**What you should do:** Every record must be written out once more, with nothing added or omitted.

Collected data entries

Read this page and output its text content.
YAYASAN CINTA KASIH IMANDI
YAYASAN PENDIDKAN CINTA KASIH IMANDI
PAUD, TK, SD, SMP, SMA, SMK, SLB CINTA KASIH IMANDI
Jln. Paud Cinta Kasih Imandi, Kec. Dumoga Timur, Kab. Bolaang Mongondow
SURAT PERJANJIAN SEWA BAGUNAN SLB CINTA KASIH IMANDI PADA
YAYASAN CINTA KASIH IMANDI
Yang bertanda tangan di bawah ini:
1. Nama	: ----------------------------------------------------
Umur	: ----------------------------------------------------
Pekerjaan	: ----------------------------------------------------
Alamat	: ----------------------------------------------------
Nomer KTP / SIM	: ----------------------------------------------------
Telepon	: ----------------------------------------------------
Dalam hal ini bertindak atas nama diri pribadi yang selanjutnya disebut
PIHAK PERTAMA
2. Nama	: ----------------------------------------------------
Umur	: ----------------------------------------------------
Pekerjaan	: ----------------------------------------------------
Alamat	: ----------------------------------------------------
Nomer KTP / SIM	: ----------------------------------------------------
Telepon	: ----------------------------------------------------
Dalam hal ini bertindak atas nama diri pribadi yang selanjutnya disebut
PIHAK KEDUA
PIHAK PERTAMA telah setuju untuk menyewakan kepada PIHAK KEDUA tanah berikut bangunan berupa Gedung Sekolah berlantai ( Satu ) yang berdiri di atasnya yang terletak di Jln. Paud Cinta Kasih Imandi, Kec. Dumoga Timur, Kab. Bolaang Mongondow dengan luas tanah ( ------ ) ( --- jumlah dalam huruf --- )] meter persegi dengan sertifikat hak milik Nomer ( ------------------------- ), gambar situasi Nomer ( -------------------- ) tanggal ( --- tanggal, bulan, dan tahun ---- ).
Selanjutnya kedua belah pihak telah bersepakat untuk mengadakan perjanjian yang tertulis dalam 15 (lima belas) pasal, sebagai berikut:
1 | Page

**The output:**
Read this page and output its text content.
YAYASAN CINTA KASIH IMANDI
YAYASAN PENDIDKAN CINTA KASIH IMANDI
PAUD, TK, SD, SMP, SMA, SMK, SLB CINTA KASIH IMANDI
Jln. Paud Cinta Kasih Imandi, Kec. Dumoga Timur, Kab. Bolaang Mongondow
SURAT PERJANJIAN SEWA BAGUNAN SLB CINTA KASIH IMANDI PADA
YAYASAN CINTA KASIH IMANDI
Yang bertanda tangan di bawah ini:
1. Nama	: ----------------------------------------------------
Umur	: ----------------------------------------------------
Pekerjaan	: ----------------------------------------------------
Alamat	: ----------------------------------------------------
Nomer KTP / SIM	: ----------------------------------------------------
Telepon	: ----------------------------------------------------
Dalam hal ini bertindak atas nama diri pribadi yang selanjutnya disebut
PIHAK PERTAMA
2. Nama	: ----------------------------------------------------
Umur	: ----------------------------------------------------
Pekerjaan	: ----------------------------------------------------
Alamat	: ----------------------------------------------------
Nomer KTP / SIM	: ----------------------------------------------------
Telepon	: ----------------------------------------------------
Dalam hal ini bertindak atas nama diri pribadi yang selanjutnya disebut
PIHAK KEDUA
PIHAK PERTAMA telah setuju untuk menyewakan kepada PIHAK KEDUA tanah berikut bangunan berupa Gedung Sekolah berlantai ( Satu ) yang berdiri di atasnya yang terletak di Jln. Paud Cinta Kasih Imandi, Kec. Dumoga Timur, Kab. Bolaang Mongondow dengan luas tanah ( ------ ) ( --- jumlah dalam huruf --- )] meter persegi dengan sertifikat hak milik Nomer ( ------------------------- ), gambar situasi Nomer ( -------------------- ) tanggal ( --- tanggal, bulan, dan tahun ---- ).
Selanjutnya kedua belah pihak telah bersepakat untuk mengadakan perjanjian yang tertulis dalam 15 (lima belas) pasal, sebagai berikut:
1 | Page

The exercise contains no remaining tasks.